**Short exercise**
Your task is to print all of the material verbatim.

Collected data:

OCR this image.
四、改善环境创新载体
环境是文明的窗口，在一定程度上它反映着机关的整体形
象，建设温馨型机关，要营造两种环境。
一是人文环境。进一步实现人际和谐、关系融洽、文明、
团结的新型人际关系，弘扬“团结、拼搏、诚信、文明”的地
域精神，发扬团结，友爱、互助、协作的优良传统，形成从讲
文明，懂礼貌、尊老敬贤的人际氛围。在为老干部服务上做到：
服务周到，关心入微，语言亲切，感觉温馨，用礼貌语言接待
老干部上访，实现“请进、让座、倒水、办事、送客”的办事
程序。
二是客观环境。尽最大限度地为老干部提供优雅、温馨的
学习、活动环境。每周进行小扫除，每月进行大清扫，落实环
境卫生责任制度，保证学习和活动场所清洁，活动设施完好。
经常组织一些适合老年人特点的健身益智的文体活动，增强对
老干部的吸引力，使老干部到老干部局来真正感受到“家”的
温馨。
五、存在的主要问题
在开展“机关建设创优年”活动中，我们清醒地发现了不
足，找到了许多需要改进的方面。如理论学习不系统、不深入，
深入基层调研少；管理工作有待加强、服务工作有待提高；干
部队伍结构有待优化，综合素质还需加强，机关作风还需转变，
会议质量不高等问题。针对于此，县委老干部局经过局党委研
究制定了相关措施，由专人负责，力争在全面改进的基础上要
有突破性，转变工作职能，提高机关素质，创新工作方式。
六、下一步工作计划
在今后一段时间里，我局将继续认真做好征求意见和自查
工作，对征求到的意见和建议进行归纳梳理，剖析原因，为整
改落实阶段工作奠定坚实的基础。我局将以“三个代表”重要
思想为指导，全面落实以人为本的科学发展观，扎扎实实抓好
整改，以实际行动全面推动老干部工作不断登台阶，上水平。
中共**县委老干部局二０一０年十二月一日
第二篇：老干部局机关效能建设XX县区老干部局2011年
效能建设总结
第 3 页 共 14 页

**Solution for this problem**
OCR this image.
四、改善环境创新载体
环境是文明的窗口，在一定程度上它反映着机关的整体形
象，建设温馨型机关，要营造两种环境。
一是人文环境。进一步实现人际和谐、关系融洽、文明、
团结的新型人际关系，弘扬“团结、拼搏、诚信、文明”的地
域精神，发扬团结，友爱、互助、协作的优良传统，形成从讲
文明，懂礼貌、尊老敬贤的人际氛围。在为老干部服务上做到：
服务周到，关心入微，语言亲切，感觉温馨，用礼貌语言接待
老干部上访，实现“请进、让座、倒水、办事、送客”的办事
程序。
二是客观环境。尽最大限度地为老干部提供优雅、温馨的
学习、活动环境。每周进行小扫除，每月进行大清扫，落实环
境卫生责任制度，保证学习和活动场所清洁，活动设施完好。
经常组织一些适合老年人特点的健身益智的文体活动，增强对
老干部的吸引力，使老干部到老干部局来真正感受到“家”的
温馨。
五、存在的主要问题
在开展“机关建设创优年”活动中，我们清醒地发现了不
足，找到了许多需要改进的方面。如理论学习不系统、不深入，
深入基层调研少；管理工作有待加强、服务工作有待提高；干
部队伍结构有待优化，综合素质还需加强，机关作风还需转变，
会议质量不高等问题。针对于此，县委老干部局经过局党委研
究制定了相关措施，由专人负责，力争在全面改进的基础上要
有突破性，转变工作职能，提高机关素质，创新工作方式。
六、下一步工作计划
在今后一段时间里，我局将继续认真做好征求意见和自查
工作，对征求到的意见和建议进行归纳梳理，剖析原因，为整
改落实阶段工作奠定坚实的基础。我局将以“三个代表”重要
思想为指导，全面落实以人为本的科学发展观，扎扎实实抓好
整改，以实际行动全面推动老干部工作不断登台阶，上水平。
中共**县委老干部局二０一０年十二月一日
第二篇：老干部局机关效能建设XX县区老干部局2011年
效能建设总结
第 3 页 共 14 页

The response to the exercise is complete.